>> Start

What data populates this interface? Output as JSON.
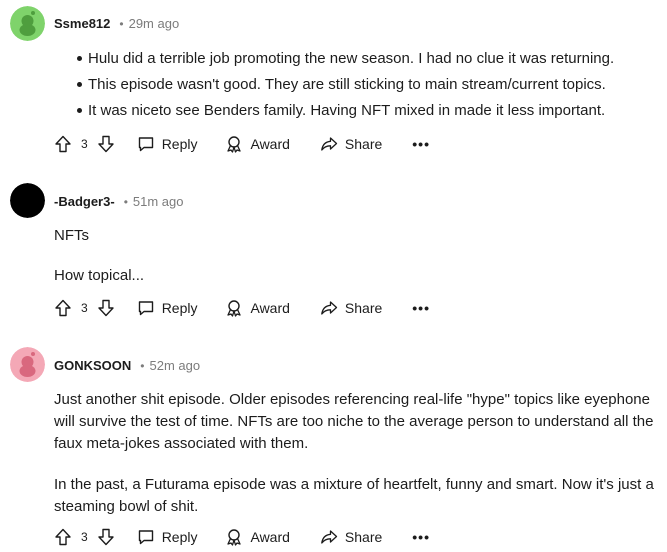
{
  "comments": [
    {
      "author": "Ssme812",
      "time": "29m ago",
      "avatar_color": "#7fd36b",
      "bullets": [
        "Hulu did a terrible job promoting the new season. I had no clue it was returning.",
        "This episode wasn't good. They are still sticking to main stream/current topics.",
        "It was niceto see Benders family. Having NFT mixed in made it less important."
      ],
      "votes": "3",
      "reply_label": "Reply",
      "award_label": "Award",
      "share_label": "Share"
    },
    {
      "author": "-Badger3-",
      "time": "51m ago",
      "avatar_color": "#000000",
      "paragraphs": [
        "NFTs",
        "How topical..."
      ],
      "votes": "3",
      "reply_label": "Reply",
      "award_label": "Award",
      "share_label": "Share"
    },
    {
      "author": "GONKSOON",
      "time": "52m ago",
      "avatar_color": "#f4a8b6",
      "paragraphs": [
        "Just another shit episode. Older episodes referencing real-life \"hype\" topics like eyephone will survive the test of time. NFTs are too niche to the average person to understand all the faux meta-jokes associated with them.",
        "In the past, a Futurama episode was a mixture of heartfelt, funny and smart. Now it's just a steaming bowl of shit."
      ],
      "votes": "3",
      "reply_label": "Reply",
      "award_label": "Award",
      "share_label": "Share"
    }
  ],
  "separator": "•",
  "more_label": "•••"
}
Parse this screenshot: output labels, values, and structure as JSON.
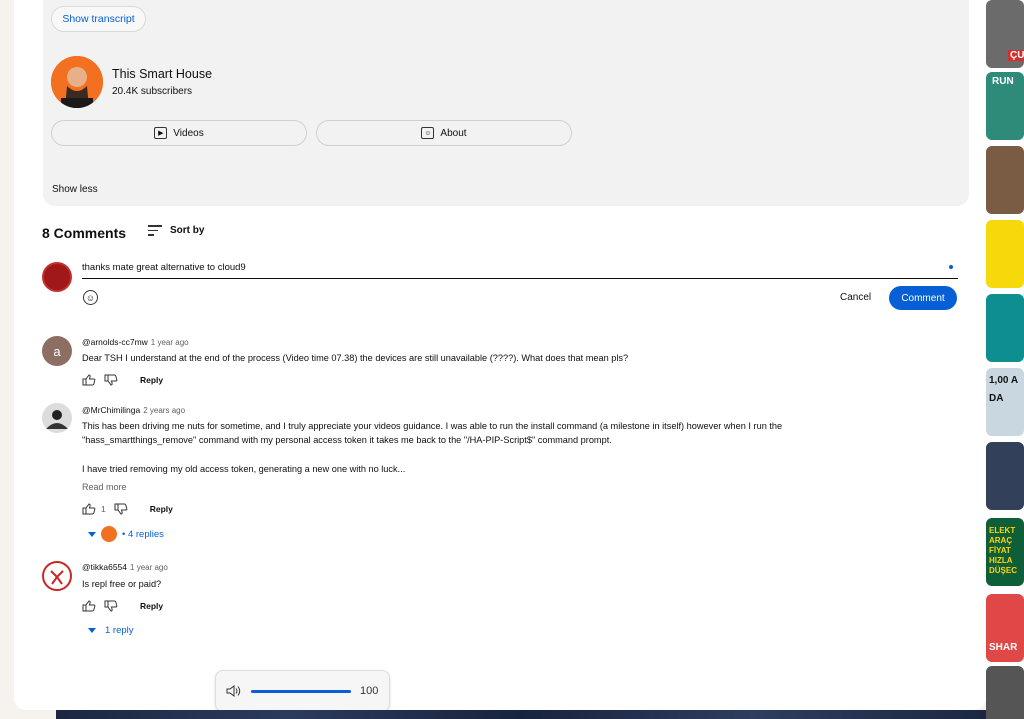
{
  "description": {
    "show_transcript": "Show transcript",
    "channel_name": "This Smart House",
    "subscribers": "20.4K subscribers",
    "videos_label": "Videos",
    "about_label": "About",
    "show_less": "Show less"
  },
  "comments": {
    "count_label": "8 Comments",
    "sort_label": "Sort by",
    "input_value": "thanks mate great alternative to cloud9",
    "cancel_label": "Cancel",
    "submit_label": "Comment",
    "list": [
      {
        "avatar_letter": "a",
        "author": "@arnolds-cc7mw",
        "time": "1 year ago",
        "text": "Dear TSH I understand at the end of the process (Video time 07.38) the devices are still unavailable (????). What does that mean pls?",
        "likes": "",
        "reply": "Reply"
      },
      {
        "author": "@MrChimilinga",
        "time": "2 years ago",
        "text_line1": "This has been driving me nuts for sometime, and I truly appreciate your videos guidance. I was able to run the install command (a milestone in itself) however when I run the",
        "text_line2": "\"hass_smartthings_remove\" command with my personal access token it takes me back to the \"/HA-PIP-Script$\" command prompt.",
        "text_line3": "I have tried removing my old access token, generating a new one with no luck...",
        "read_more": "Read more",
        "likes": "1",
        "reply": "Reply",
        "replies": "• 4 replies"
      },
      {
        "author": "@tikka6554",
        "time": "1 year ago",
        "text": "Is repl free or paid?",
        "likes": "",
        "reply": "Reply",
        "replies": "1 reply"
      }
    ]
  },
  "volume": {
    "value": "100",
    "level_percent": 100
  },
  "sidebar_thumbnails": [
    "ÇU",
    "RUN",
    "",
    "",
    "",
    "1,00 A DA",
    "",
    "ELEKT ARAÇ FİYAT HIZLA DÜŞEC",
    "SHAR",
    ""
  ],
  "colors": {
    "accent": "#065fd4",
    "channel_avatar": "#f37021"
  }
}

>> End

» What is needed: Write out all the records again, exactly, minus any pictures.

» Final answer:
What data populates this interface? Output as JSON.
{
  "comments": [
    {
      "author": "Ssme812",
      "time": "29m ago",
      "avatar_color": "#7fd36b",
      "bullets": [
        "Hulu did a terrible job promoting the new season. I had no clue it was returning.",
        "This episode wasn't good. They are still sticking to main stream/current topics.",
        "It was niceto see Benders family. Having NFT mixed in made it less important."
      ],
      "votes": "3",
      "reply_label": "Reply",
      "award_label": "Award",
      "share_label": "Share"
    },
    {
      "author": "-Badger3-",
      "time": "51m ago",
      "avatar_color": "#000000",
      "paragraphs": [
        "NFTs",
        "How topical..."
      ],
      "votes": "3",
      "reply_label": "Reply",
      "award_label": "Award",
      "share_label": "Share"
    },
    {
      "author": "GONKSOON",
      "time": "52m ago",
      "avatar_color": "#f4a8b6",
      "paragraphs": [
        "Just another shit episode. Older episodes referencing real-life \"hype\" topics like eyephone will survive the test of time. NFTs are too niche to the average person to understand all the faux meta-jokes associated with them.",
        "In the past, a Futurama episode was a mixture of heartfelt, funny and smart. Now it's just a steaming bowl of shit."
      ],
      "votes": "3",
      "reply_label": "Reply",
      "award_label": "Award",
      "share_label": "Share"
    }
  ],
  "separator": "•",
  "more_label": "•••"
}
Parse this screenshot: output labels, values, and structure as JSON.
{
  "description": {
    "show_transcript": "Show transcript",
    "channel_name": "This Smart House",
    "subscribers": "20.4K subscribers",
    "videos_label": "Videos",
    "about_label": "About",
    "show_less": "Show less"
  },
  "comments": {
    "count_label": "8 Comments",
    "sort_label": "Sort by",
    "input_value": "thanks mate great alternative to cloud9",
    "cancel_label": "Cancel",
    "submit_label": "Comment",
    "list": [
      {
        "avatar_letter": "a",
        "author": "@arnolds-cc7mw",
        "time": "1 year ago",
        "text": "Dear TSH I understand at the end of the process (Video time 07.38) the devices are still unavailable (????). What does that mean pls?",
        "likes": "",
        "reply": "Reply"
      },
      {
        "author": "@MrChimilinga",
        "time": "2 years ago",
        "text_line1": "This has been driving me nuts for sometime, and I truly appreciate your videos guidance. I was able to run the install command (a milestone in itself) however when I run the",
        "text_line2": "\"hass_smartthings_remove\" command with my personal access token it takes me back to the \"/HA-PIP-Script$\" command prompt.",
        "text_line3": "I have tried removing my old access token, generating a new one with no luck...",
        "read_more": "Read more",
        "likes": "1",
        "reply": "Reply",
        "replies": "• 4 replies"
      },
      {
        "author": "@tikka6554",
        "time": "1 year ago",
        "text": "Is repl free or paid?",
        "likes": "",
        "reply": "Reply",
        "replies": "1 reply"
      }
    ]
  },
  "volume": {
    "value": "100",
    "level_percent": 100
  },
  "sidebar_thumbnails": [
    "ÇU",
    "RUN",
    "",
    "",
    "",
    "1,00 A DA",
    "",
    "ELEKT ARAÇ FİYAT HIZLA DÜŞEC",
    "SHAR",
    ""
  ],
  "colors": {
    "accent": "#065fd4",
    "channel_avatar": "#f37021"
  }
}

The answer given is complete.